INSTRUCTION: Copy every line with the string "speed" in it.

RECORDS FOR THIS TASK:

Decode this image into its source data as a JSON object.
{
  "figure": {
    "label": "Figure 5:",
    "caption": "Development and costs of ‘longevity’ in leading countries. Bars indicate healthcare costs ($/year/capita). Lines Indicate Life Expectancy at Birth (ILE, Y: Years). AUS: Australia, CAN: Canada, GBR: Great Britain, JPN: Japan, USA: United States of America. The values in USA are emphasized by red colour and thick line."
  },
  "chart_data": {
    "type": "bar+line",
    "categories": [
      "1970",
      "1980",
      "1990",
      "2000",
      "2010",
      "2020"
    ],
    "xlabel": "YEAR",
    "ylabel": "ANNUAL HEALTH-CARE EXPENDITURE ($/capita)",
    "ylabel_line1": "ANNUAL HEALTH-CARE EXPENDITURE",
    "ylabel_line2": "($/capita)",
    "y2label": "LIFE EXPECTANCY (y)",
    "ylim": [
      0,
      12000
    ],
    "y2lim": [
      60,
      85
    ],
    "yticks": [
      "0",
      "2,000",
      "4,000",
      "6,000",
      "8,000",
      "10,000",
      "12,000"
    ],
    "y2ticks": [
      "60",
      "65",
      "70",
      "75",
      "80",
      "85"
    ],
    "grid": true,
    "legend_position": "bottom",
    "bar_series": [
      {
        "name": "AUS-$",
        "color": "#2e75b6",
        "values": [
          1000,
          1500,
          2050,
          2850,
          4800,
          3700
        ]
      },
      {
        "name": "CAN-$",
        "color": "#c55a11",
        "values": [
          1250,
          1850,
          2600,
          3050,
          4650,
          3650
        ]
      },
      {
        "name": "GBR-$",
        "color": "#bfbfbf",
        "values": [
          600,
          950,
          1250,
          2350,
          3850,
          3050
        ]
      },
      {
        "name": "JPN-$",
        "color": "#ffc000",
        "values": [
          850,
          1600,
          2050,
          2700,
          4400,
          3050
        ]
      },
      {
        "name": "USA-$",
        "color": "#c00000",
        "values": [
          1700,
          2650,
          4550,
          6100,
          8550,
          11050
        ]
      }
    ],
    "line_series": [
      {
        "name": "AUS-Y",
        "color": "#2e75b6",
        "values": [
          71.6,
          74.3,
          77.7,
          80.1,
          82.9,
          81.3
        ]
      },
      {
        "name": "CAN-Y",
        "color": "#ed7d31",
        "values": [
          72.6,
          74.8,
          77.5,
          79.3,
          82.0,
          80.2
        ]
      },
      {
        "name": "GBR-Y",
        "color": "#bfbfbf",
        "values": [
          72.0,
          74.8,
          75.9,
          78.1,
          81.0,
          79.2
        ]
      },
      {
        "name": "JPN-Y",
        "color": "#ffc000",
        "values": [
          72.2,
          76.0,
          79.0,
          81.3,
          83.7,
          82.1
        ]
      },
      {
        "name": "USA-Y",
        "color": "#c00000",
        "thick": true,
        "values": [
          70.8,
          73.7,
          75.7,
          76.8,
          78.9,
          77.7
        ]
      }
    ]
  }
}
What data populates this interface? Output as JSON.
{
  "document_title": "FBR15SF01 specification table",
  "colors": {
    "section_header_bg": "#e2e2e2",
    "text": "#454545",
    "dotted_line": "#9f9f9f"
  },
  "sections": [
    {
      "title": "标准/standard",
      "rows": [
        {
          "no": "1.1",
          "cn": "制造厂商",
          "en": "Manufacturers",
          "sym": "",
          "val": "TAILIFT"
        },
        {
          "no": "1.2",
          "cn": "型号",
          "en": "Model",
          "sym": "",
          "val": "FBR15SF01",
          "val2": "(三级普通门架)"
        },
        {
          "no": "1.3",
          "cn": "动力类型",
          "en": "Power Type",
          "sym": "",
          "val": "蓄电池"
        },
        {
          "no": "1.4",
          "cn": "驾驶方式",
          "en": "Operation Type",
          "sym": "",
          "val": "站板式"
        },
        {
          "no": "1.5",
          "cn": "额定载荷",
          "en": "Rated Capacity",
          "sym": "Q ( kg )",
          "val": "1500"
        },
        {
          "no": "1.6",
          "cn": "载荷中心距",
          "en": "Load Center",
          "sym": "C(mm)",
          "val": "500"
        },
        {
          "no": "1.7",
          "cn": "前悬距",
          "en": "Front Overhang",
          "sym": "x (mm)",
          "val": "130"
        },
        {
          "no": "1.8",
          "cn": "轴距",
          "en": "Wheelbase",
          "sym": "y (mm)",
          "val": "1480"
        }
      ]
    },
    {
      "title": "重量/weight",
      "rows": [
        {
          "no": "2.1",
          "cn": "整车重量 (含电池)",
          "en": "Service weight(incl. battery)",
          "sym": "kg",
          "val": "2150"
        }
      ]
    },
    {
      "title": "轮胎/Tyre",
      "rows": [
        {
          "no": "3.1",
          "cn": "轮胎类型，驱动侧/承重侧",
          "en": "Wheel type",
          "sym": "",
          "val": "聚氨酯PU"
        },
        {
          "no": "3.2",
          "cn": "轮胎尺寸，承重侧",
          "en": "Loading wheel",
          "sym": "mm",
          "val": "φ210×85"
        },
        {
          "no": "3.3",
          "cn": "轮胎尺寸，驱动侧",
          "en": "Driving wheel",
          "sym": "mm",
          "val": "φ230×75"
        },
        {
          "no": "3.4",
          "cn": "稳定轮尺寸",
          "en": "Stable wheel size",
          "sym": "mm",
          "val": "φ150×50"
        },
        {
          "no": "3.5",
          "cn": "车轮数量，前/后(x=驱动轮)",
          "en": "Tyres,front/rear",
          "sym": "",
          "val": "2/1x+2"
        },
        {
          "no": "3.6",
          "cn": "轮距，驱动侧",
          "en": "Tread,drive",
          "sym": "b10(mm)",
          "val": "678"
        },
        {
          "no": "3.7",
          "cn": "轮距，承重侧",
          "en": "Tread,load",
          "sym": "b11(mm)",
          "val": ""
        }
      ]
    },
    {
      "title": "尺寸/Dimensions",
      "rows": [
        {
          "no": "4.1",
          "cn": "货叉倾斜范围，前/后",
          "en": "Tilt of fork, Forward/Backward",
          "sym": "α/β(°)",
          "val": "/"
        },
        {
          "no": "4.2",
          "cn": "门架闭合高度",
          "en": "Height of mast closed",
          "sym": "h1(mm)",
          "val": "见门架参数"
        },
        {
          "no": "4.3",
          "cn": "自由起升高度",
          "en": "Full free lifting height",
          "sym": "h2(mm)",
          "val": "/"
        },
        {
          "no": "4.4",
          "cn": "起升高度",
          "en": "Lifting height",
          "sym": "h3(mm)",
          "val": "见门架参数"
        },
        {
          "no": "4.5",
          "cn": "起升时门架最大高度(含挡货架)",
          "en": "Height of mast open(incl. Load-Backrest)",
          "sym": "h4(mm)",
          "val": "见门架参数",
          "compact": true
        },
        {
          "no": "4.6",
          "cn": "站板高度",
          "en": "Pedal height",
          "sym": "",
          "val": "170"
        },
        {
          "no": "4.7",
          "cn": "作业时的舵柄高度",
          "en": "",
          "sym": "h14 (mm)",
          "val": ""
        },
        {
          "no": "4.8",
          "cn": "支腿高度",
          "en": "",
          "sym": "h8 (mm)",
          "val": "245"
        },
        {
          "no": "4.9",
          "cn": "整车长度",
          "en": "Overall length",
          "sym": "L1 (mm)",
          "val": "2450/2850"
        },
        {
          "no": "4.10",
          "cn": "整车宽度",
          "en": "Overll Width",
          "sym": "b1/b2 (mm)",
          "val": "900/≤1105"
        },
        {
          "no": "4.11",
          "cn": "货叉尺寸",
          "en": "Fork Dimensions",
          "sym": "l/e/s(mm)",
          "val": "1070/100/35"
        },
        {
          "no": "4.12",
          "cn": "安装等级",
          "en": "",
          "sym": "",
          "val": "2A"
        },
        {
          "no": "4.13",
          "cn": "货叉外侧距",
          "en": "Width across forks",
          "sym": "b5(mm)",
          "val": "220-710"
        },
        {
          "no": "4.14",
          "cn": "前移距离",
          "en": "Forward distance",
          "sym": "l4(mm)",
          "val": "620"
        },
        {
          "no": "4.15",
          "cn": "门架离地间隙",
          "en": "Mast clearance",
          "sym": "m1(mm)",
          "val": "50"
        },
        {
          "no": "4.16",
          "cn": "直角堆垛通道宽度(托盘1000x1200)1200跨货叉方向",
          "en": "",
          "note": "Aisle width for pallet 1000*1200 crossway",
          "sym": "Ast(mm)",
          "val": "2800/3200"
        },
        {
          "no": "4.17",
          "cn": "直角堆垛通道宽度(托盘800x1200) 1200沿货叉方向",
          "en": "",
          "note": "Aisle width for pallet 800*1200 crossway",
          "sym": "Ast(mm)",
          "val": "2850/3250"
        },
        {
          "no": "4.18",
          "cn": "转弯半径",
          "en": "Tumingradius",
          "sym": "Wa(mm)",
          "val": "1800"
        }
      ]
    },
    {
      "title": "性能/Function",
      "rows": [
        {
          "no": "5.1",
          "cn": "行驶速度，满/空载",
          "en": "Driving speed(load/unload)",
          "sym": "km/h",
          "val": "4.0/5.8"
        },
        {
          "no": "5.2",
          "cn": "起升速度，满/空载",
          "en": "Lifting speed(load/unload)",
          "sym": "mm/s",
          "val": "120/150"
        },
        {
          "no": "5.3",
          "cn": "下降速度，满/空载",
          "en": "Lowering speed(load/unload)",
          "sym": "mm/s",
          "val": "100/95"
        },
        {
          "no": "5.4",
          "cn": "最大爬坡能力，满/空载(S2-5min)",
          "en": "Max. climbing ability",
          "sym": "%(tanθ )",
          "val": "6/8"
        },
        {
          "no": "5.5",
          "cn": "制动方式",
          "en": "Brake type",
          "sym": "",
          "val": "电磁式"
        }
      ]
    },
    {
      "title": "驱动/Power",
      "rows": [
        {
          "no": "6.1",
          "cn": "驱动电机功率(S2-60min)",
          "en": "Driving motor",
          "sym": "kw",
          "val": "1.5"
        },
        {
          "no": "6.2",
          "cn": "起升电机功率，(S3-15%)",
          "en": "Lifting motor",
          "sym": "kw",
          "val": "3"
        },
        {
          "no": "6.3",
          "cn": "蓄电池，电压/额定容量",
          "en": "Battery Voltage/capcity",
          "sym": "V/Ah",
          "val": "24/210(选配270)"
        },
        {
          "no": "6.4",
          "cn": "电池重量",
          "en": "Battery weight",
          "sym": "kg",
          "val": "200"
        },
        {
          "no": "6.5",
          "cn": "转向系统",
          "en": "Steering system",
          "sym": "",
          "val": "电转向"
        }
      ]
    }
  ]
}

ANSWER TO THIS TASK:
          "en": "Driving speed(load/unload)",
          "en": "Lifting speed(load/unload)",
          "en": "Lowering speed(load/unload)",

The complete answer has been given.